-- PROBLEM DESCRIPTION --
Extract each line of the entries below that contains the word "trailer".

-- MATERIALS PROVIDED --
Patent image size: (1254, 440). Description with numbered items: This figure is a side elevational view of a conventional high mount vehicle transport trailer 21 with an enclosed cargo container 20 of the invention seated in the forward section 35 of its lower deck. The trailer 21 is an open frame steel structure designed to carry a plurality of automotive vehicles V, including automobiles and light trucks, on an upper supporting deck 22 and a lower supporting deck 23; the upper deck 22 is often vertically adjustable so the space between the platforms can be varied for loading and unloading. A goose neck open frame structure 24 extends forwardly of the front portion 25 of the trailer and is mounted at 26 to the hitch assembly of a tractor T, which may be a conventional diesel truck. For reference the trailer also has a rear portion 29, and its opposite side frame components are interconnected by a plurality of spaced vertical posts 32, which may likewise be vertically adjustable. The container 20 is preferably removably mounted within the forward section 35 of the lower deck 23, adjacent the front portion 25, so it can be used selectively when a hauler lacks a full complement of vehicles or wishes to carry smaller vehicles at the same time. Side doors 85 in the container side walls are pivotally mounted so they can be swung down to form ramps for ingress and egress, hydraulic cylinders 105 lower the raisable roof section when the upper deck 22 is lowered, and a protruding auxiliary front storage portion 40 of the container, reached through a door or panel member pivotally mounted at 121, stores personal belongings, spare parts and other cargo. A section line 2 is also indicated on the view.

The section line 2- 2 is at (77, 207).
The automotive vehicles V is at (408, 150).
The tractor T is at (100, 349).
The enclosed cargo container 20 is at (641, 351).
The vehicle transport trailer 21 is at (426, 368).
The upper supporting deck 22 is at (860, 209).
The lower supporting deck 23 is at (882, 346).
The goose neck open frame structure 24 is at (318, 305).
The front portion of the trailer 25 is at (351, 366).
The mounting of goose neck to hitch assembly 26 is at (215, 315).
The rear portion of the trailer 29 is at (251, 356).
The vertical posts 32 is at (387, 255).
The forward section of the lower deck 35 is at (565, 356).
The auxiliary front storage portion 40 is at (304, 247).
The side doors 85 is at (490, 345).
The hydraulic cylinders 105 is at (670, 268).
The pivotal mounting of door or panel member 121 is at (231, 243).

-- PROBLEM SOLUTION --
Patent image size: (1254, 440). Description with numbered items: This figure is a side elevational view of a conventional high mount vehicle transport trailer 21 with an enclosed cargo container 20 of the invention seated in the forward section 35 of its lower deck. The trailer 21 is an open frame steel structure designed to carry a plurality of automotive vehicles V, including automobiles and light trucks, on an upper supporting deck 22 and a lower supporting deck 23; the upper deck 22 is often vertically adjustable so the space between the platforms can be varied for loading and unloading. A goose neck open frame structure 24 extends forwardly of the front portion 25 of the trailer and is mounted at 26 to the hitch assembly of a tractor T, which may be a conventional diesel truck. For reference the trailer also has a rear portion 29, and its opposite side frame components are interconnected by a plurality of spaced vertical posts 32, which may likewise be vertically adjustable. The container 20 is preferably removably mounted within the forward section 35 of the lower deck 23, adjacent the front portion 25, so it can be used selectively when a hauler lacks a full complement of vehicles or wishes to carry smaller vehicles at the same time. Side doors 85 in the container side walls are pivotally mounted so they can be swung down to form ramps for ingress and egress, hydraulic cylinders 105 lower the raisable roof section when the upper deck 22 is lowered, and a protruding auxiliary front storage portion 40 of the container, reached through a door or panel member pivotally mounted at 121, stores personal belongings, spare parts and other cargo. A section line 2 is also indicated on the view.
The vehicle transport trailer 21 is at (426, 368).
The front portion of the trailer 25 is at (351, 366).
The rear portion of the trailer 29 is at (251, 356).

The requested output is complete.